Exercise inputs
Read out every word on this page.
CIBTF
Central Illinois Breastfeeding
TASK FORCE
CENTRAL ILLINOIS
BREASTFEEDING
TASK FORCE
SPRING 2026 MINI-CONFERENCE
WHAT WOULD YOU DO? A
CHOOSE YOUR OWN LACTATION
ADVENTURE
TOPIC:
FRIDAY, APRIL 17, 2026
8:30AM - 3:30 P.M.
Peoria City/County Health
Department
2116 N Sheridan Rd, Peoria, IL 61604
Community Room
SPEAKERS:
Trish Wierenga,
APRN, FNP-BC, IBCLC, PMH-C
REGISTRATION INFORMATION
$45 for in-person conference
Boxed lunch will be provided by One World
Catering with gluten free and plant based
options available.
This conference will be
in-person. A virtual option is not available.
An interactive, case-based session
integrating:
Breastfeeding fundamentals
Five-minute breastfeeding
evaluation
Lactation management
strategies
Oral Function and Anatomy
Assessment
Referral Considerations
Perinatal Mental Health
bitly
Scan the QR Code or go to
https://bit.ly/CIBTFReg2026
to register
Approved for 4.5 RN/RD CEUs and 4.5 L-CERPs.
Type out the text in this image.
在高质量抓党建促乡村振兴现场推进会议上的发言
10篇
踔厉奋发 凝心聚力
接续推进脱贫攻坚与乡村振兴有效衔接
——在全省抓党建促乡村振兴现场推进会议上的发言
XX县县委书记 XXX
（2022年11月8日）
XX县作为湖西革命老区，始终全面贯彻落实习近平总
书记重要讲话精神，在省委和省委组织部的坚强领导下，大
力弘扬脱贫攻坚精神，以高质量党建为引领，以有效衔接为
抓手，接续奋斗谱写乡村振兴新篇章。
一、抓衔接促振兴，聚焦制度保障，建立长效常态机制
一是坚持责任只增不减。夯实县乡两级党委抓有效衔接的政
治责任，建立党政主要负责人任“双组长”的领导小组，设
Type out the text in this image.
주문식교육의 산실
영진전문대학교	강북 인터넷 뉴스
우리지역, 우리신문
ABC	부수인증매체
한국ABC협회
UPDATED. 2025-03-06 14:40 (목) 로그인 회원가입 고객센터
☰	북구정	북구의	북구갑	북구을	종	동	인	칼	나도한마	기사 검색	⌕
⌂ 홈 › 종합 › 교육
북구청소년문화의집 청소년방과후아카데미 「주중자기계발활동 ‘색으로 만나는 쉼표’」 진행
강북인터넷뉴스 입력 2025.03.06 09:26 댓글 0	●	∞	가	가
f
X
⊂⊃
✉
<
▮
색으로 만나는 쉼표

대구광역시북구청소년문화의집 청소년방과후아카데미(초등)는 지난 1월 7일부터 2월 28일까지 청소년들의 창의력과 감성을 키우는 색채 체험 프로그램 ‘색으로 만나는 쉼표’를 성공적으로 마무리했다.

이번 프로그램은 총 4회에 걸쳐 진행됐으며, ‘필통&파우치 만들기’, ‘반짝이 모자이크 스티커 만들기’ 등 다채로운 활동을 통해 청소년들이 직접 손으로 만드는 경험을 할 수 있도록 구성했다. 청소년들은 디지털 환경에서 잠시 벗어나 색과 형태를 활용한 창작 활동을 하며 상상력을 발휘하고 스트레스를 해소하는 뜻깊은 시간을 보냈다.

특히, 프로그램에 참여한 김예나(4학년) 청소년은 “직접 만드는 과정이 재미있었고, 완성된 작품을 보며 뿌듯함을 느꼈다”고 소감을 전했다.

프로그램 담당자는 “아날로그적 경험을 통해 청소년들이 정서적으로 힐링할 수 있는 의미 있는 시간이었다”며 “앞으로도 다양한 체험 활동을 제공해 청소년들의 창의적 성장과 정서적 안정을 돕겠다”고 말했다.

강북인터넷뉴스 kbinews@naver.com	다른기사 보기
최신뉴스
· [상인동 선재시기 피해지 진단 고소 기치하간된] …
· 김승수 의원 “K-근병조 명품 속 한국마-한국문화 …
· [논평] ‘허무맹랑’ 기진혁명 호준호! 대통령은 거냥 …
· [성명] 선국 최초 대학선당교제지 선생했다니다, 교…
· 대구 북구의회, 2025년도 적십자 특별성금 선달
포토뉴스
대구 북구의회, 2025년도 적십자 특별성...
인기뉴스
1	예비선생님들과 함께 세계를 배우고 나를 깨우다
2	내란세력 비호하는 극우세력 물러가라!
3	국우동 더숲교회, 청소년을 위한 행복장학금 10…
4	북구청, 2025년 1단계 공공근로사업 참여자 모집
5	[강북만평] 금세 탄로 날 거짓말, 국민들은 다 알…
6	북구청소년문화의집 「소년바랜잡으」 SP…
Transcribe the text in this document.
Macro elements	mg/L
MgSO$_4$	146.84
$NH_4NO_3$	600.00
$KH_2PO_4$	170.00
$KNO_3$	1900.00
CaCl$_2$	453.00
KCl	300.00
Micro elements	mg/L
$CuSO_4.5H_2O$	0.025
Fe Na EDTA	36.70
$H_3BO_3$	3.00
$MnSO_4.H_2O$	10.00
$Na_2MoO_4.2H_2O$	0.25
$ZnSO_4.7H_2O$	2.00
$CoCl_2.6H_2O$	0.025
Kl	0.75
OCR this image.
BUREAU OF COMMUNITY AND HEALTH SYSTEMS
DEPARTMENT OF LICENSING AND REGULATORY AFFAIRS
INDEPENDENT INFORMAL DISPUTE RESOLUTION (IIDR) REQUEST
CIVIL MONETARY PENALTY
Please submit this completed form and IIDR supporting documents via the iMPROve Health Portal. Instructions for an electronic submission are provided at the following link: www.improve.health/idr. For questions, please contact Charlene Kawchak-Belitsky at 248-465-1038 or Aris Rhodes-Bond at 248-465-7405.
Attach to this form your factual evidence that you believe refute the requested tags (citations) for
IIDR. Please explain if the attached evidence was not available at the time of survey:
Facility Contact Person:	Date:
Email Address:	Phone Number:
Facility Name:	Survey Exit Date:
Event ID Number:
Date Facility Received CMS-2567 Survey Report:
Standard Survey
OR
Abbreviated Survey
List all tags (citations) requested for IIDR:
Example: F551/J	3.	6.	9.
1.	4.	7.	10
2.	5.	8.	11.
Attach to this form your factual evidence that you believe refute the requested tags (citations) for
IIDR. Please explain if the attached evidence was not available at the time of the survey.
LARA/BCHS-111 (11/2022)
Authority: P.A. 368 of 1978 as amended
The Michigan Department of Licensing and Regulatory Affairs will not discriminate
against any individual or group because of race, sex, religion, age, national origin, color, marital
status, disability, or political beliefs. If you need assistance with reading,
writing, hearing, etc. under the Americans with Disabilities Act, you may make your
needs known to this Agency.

Objective
Copy out every line that includes the word "evidence".

Result for this task
Attach to this form your factual evidence that you believe refute the requested tags (citations) for
IIDR. Please explain if the attached evidence was not available at the time of survey:
Attach to this form your factual evidence that you believe refute the requested tags (citations) for
IIDR. Please explain if the attached evidence was not available at the time of the survey.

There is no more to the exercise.